Repeat the data below exactly, dropping any pictures it holds.

Records that describe figures:
»»
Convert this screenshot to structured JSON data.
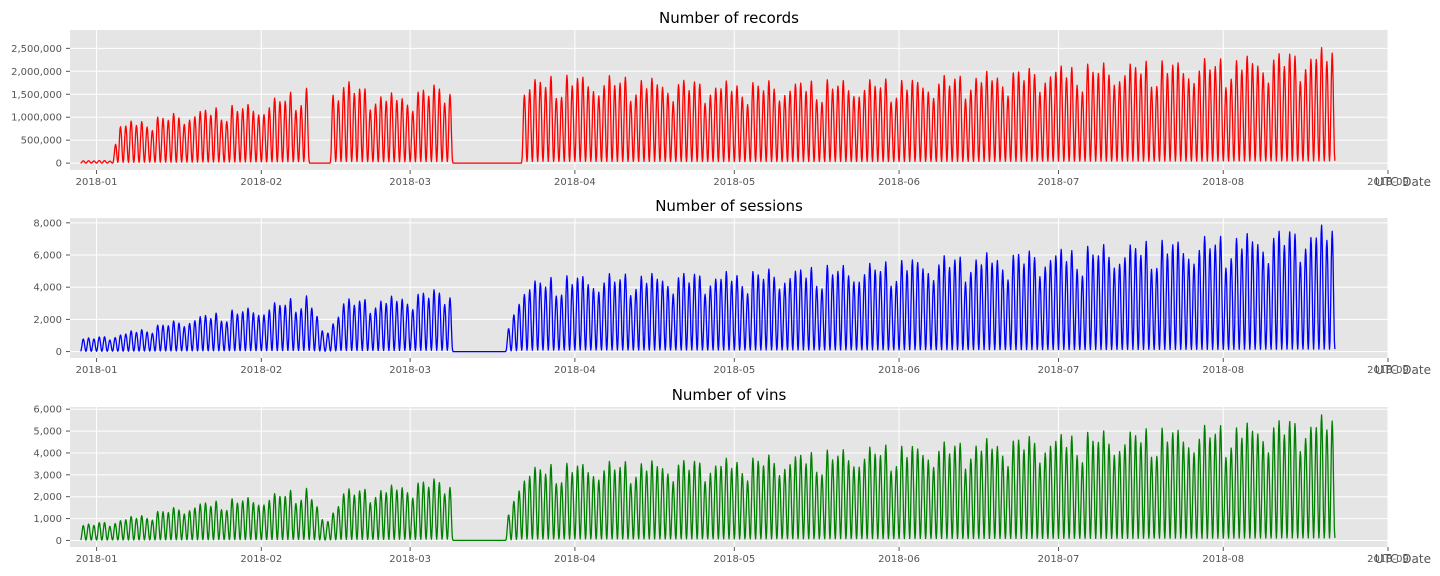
{
  "chart_data": [
    {
      "type": "line",
      "title": "Number of records",
      "xlabel": "UTC Date",
      "ylabel": "",
      "color": "#ff0000",
      "x_range": [
        "2017-12-27",
        "2018-09-01"
      ],
      "ylim": [
        -150000,
        2900000
      ],
      "y_ticks": [
        0,
        500000,
        1000000,
        1500000,
        2000000,
        2500000
      ],
      "y_tick_labels": [
        "0",
        "500,000",
        "1,000,000",
        "1,500,000",
        "2,000,000",
        "2,500,000"
      ],
      "x_ticks": [
        "2018-01-01",
        "2018-02-01",
        "2018-03-01",
        "2018-04-01",
        "2018-05-01",
        "2018-06-01",
        "2018-07-01",
        "2018-08-01",
        "2018-09-01"
      ],
      "x_tick_labels": [
        "2018-01",
        "2018-02",
        "2018-03",
        "2018-04",
        "2018-05",
        "2018-06",
        "2018-07",
        "2018-08",
        "2018-09"
      ],
      "grid": true,
      "daily_peak_anchors": [
        [
          "2017-12-29",
          50000
        ],
        [
          "2018-01-04",
          60000
        ],
        [
          "2018-01-05",
          850000
        ],
        [
          "2018-01-20",
          1150000
        ],
        [
          "2018-02-01",
          1300000
        ],
        [
          "2018-02-10",
          1650000
        ],
        [
          "2018-02-16",
          1800000
        ],
        [
          "2018-02-24",
          1500000
        ],
        [
          "2018-02-28",
          1500000
        ],
        [
          "2018-03-09",
          1800000
        ],
        [
          "2018-03-22",
          1800000
        ],
        [
          "2018-04-01",
          1900000
        ],
        [
          "2018-05-01",
          1750000
        ],
        [
          "2018-05-31",
          1800000
        ],
        [
          "2018-06-02",
          1800000
        ],
        [
          "2018-07-01",
          2100000
        ],
        [
          "2018-08-01",
          2250000
        ],
        [
          "2018-08-22",
          2500000
        ]
      ],
      "gaps": [
        {
          "from": "2018-02-10",
          "to": "2018-02-14",
          "value": 0
        },
        {
          "from": "2018-03-09",
          "to": "2018-03-22",
          "value": 0
        }
      ]
    },
    {
      "type": "line",
      "title": "Number of sessions",
      "xlabel": "UTC Date",
      "ylabel": "",
      "color": "#0000ff",
      "x_range": [
        "2017-12-27",
        "2018-09-01"
      ],
      "ylim": [
        -400,
        8300
      ],
      "y_ticks": [
        0,
        2000,
        4000,
        6000,
        8000
      ],
      "y_tick_labels": [
        "0",
        "2,000",
        "4,000",
        "6,000",
        "8,000"
      ],
      "x_ticks": [
        "2018-01-01",
        "2018-02-01",
        "2018-03-01",
        "2018-04-01",
        "2018-05-01",
        "2018-06-01",
        "2018-07-01",
        "2018-08-01",
        "2018-09-01"
      ],
      "x_tick_labels": [
        "2018-01",
        "2018-02",
        "2018-03",
        "2018-04",
        "2018-05",
        "2018-06",
        "2018-07",
        "2018-08",
        "2018-09"
      ],
      "grid": true,
      "daily_peak_anchors": [
        [
          "2017-12-29",
          800
        ],
        [
          "2018-01-04",
          1000
        ],
        [
          "2018-01-20",
          2200
        ],
        [
          "2018-02-01",
          2800
        ],
        [
          "2018-02-10",
          3500
        ],
        [
          "2018-02-13",
          900
        ],
        [
          "2018-02-16",
          3200
        ],
        [
          "2018-02-24",
          3300
        ],
        [
          "2018-02-28",
          3500
        ],
        [
          "2018-03-09",
          4000
        ],
        [
          "2018-03-19",
          800
        ],
        [
          "2018-03-22",
          4300
        ],
        [
          "2018-04-01",
          4700
        ],
        [
          "2018-05-01",
          4900
        ],
        [
          "2018-05-31",
          5500
        ],
        [
          "2018-06-02",
          5700
        ],
        [
          "2018-07-01",
          6300
        ],
        [
          "2018-08-01",
          7100
        ],
        [
          "2018-08-22",
          7800
        ]
      ],
      "gaps": [
        {
          "from": "2018-03-09",
          "to": "2018-03-19",
          "value": 0
        }
      ]
    },
    {
      "type": "line",
      "title": "Number of vins",
      "xlabel": "UTC Date",
      "ylabel": "",
      "color": "#008000",
      "x_range": [
        "2017-12-27",
        "2018-09-01"
      ],
      "ylim": [
        -300,
        6100
      ],
      "y_ticks": [
        0,
        1000,
        2000,
        3000,
        4000,
        5000,
        6000
      ],
      "y_tick_labels": [
        "0",
        "1,000",
        "2,000",
        "3,000",
        "4,000",
        "5,000",
        "6,000"
      ],
      "x_ticks": [
        "2018-01-01",
        "2018-02-01",
        "2018-03-01",
        "2018-04-01",
        "2018-05-01",
        "2018-06-01",
        "2018-07-01",
        "2018-08-01",
        "2018-09-01"
      ],
      "x_tick_labels": [
        "2018-01",
        "2018-02",
        "2018-03",
        "2018-04",
        "2018-05",
        "2018-06",
        "2018-07",
        "2018-08",
        "2018-09"
      ],
      "grid": true,
      "daily_peak_anchors": [
        [
          "2017-12-29",
          700
        ],
        [
          "2018-01-04",
          900
        ],
        [
          "2018-01-20",
          1700
        ],
        [
          "2018-02-01",
          2000
        ],
        [
          "2018-02-10",
          2400
        ],
        [
          "2018-02-13",
          700
        ],
        [
          "2018-02-16",
          2300
        ],
        [
          "2018-02-24",
          2400
        ],
        [
          "2018-02-28",
          2600
        ],
        [
          "2018-03-09",
          2900
        ],
        [
          "2018-03-19",
          700
        ],
        [
          "2018-03-22",
          3300
        ],
        [
          "2018-04-01",
          3500
        ],
        [
          "2018-05-01",
          3700
        ],
        [
          "2018-05-31",
          4300
        ],
        [
          "2018-06-02",
          4300
        ],
        [
          "2018-07-01",
          4800
        ],
        [
          "2018-08-01",
          5200
        ],
        [
          "2018-08-22",
          5700
        ]
      ],
      "gaps": [
        {
          "from": "2018-03-09",
          "to": "2018-03-19",
          "value": 0
        }
      ]
    }
  ]
}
««
◆ Response below:
Convert this screenshot to structured JSON data.
{
  "chart_data": [
    {
      "type": "line",
      "title": "Number of records",
      "xlabel": "UTC Date",
      "ylabel": "",
      "color": "#ff0000",
      "x_range": [
        "2017-12-27",
        "2018-09-01"
      ],
      "ylim": [
        -150000,
        2900000
      ],
      "y_ticks": [
        0,
        500000,
        1000000,
        1500000,
        2000000,
        2500000
      ],
      "y_tick_labels": [
        "0",
        "500,000",
        "1,000,000",
        "1,500,000",
        "2,000,000",
        "2,500,000"
      ],
      "x_ticks": [
        "2018-01-01",
        "2018-02-01",
        "2018-03-01",
        "2018-04-01",
        "2018-05-01",
        "2018-06-01",
        "2018-07-01",
        "2018-08-01",
        "2018-09-01"
      ],
      "x_tick_labels": [
        "2018-01",
        "2018-02",
        "2018-03",
        "2018-04",
        "2018-05",
        "2018-06",
        "2018-07",
        "2018-08",
        "2018-09"
      ],
      "grid": true,
      "daily_peak_anchors": [
        [
          "2017-12-29",
          50000
        ],
        [
          "2018-01-04",
          60000
        ],
        [
          "2018-01-05",
          850000
        ],
        [
          "2018-01-20",
          1150000
        ],
        [
          "2018-02-01",
          1300000
        ],
        [
          "2018-02-10",
          1650000
        ],
        [
          "2018-02-16",
          1800000
        ],
        [
          "2018-02-24",
          1500000
        ],
        [
          "2018-02-28",
          1500000
        ],
        [
          "2018-03-09",
          1800000
        ],
        [
          "2018-03-22",
          1800000
        ],
        [
          "2018-04-01",
          1900000
        ],
        [
          "2018-05-01",
          1750000
        ],
        [
          "2018-05-31",
          1800000
        ],
        [
          "2018-06-02",
          1800000
        ],
        [
          "2018-07-01",
          2100000
        ],
        [
          "2018-08-01",
          2250000
        ],
        [
          "2018-08-22",
          2500000
        ]
      ],
      "gaps": [
        {
          "from": "2018-02-10",
          "to": "2018-02-14",
          "value": 0
        },
        {
          "from": "2018-03-09",
          "to": "2018-03-22",
          "value": 0
        }
      ]
    },
    {
      "type": "line",
      "title": "Number of sessions",
      "xlabel": "UTC Date",
      "ylabel": "",
      "color": "#0000ff",
      "x_range": [
        "2017-12-27",
        "2018-09-01"
      ],
      "ylim": [
        -400,
        8300
      ],
      "y_ticks": [
        0,
        2000,
        4000,
        6000,
        8000
      ],
      "y_tick_labels": [
        "0",
        "2,000",
        "4,000",
        "6,000",
        "8,000"
      ],
      "x_ticks": [
        "2018-01-01",
        "2018-02-01",
        "2018-03-01",
        "2018-04-01",
        "2018-05-01",
        "2018-06-01",
        "2018-07-01",
        "2018-08-01",
        "2018-09-01"
      ],
      "x_tick_labels": [
        "2018-01",
        "2018-02",
        "2018-03",
        "2018-04",
        "2018-05",
        "2018-06",
        "2018-07",
        "2018-08",
        "2018-09"
      ],
      "grid": true,
      "daily_peak_anchors": [
        [
          "2017-12-29",
          800
        ],
        [
          "2018-01-04",
          1000
        ],
        [
          "2018-01-20",
          2200
        ],
        [
          "2018-02-01",
          2800
        ],
        [
          "2018-02-10",
          3500
        ],
        [
          "2018-02-13",
          900
        ],
        [
          "2018-02-16",
          3200
        ],
        [
          "2018-02-24",
          3300
        ],
        [
          "2018-02-28",
          3500
        ],
        [
          "2018-03-09",
          4000
        ],
        [
          "2018-03-19",
          800
        ],
        [
          "2018-03-22",
          4300
        ],
        [
          "2018-04-01",
          4700
        ],
        [
          "2018-05-01",
          4900
        ],
        [
          "2018-05-31",
          5500
        ],
        [
          "2018-06-02",
          5700
        ],
        [
          "2018-07-01",
          6300
        ],
        [
          "2018-08-01",
          7100
        ],
        [
          "2018-08-22",
          7800
        ]
      ],
      "gaps": [
        {
          "from": "2018-03-09",
          "to": "2018-03-19",
          "value": 0
        }
      ]
    },
    {
      "type": "line",
      "title": "Number of vins",
      "xlabel": "UTC Date",
      "ylabel": "",
      "color": "#008000",
      "x_range": [
        "2017-12-27",
        "2018-09-01"
      ],
      "ylim": [
        -300,
        6100
      ],
      "y_ticks": [
        0,
        1000,
        2000,
        3000,
        4000,
        5000,
        6000
      ],
      "y_tick_labels": [
        "0",
        "1,000",
        "2,000",
        "3,000",
        "4,000",
        "5,000",
        "6,000"
      ],
      "x_ticks": [
        "2018-01-01",
        "2018-02-01",
        "2018-03-01",
        "2018-04-01",
        "2018-05-01",
        "2018-06-01",
        "2018-07-01",
        "2018-08-01",
        "2018-09-01"
      ],
      "x_tick_labels": [
        "2018-01",
        "2018-02",
        "2018-03",
        "2018-04",
        "2018-05",
        "2018-06",
        "2018-07",
        "2018-08",
        "2018-09"
      ],
      "grid": true,
      "daily_peak_anchors": [
        [
          "2017-12-29",
          700
        ],
        [
          "2018-01-04",
          900
        ],
        [
          "2018-01-20",
          1700
        ],
        [
          "2018-02-01",
          2000
        ],
        [
          "2018-02-10",
          2400
        ],
        [
          "2018-02-13",
          700
        ],
        [
          "2018-02-16",
          2300
        ],
        [
          "2018-02-24",
          2400
        ],
        [
          "2018-02-28",
          2600
        ],
        [
          "2018-03-09",
          2900
        ],
        [
          "2018-03-19",
          700
        ],
        [
          "2018-03-22",
          3300
        ],
        [
          "2018-04-01",
          3500
        ],
        [
          "2018-05-01",
          3700
        ],
        [
          "2018-05-31",
          4300
        ],
        [
          "2018-06-02",
          4300
        ],
        [
          "2018-07-01",
          4800
        ],
        [
          "2018-08-01",
          5200
        ],
        [
          "2018-08-22",
          5700
        ]
      ],
      "gaps": [
        {
          "from": "2018-03-09",
          "to": "2018-03-19",
          "value": 0
        }
      ]
    }
  ]
}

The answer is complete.